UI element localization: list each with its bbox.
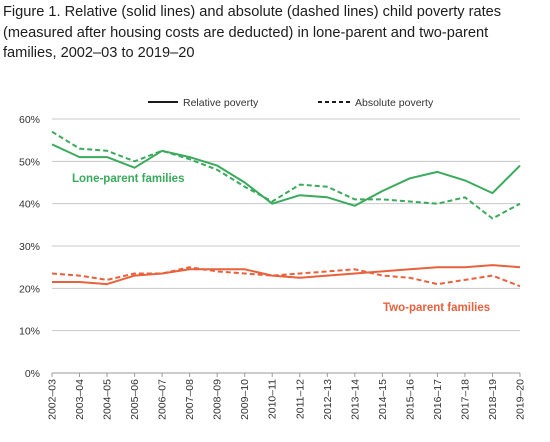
- series-label: Two-parent families: [383, 302, 490, 314]
- chart-title: Figure 1. Relative (solid lines) and abs…: [3, 4, 502, 61]
- y-tick-label: 50%: [19, 156, 40, 168]
- x-tick-label: 2019–20: [515, 379, 527, 420]
- x-tick-label: 2016–17: [432, 379, 444, 420]
- y-tick-label: 0%: [25, 368, 40, 380]
- x-tick-label: 2009–10: [239, 379, 251, 420]
- x-tick-label: 2002–03: [47, 379, 59, 420]
- x-tick-label: 2018–19: [487, 379, 499, 420]
- x-tick-label: 2017–18: [459, 379, 471, 420]
- x-tick-label: 2011–12: [294, 379, 306, 419]
- x-tick-label: 2012–13: [322, 379, 334, 420]
- legend-label: Relative poverty: [183, 97, 259, 109]
- x-tick-label: 2003–04: [74, 379, 86, 420]
- lone-parent-families-absolute-line: [51, 130, 521, 220]
- x-tick-label: 2015–16: [404, 379, 416, 420]
- y-tick-label: 40%: [19, 199, 40, 211]
- x-tick-label: 2004–05: [102, 379, 114, 420]
- two-parent-families-relative-line: [52, 264, 521, 286]
- legend-label: Absolute poverty: [355, 97, 434, 109]
- x-tick-label: 2010–11: [267, 379, 279, 419]
- y-tick-label: 60%: [19, 114, 40, 126]
- series-label: Lone-parent families: [72, 173, 184, 185]
- lone-parent-families-relative-line: [51, 143, 521, 207]
- x-tick-label: 2014–15: [377, 379, 389, 420]
- x-tick-label: 2008–09: [212, 379, 224, 420]
- two-parent-families-absolute-line: [51, 266, 521, 288]
- x-tick-label: 2013–14: [349, 379, 361, 420]
- x-tick-label: 2006–07: [157, 379, 169, 420]
- y-tick-label: 10%: [19, 326, 40, 338]
- x-tick-label: 2007–08: [184, 379, 196, 420]
- x-tick-label: 2005–06: [129, 379, 141, 420]
- y-tick-label: 30%: [19, 241, 40, 253]
- y-tick-label: 20%: [19, 283, 40, 295]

▶ Set problem
Report each line of the material above that contains the string "poverty", copying every such line in full.

▶ Response to the task
- legend-label: Relative poverty: [183, 97, 259, 109]
- legend-label: Absolute poverty: [355, 97, 434, 109]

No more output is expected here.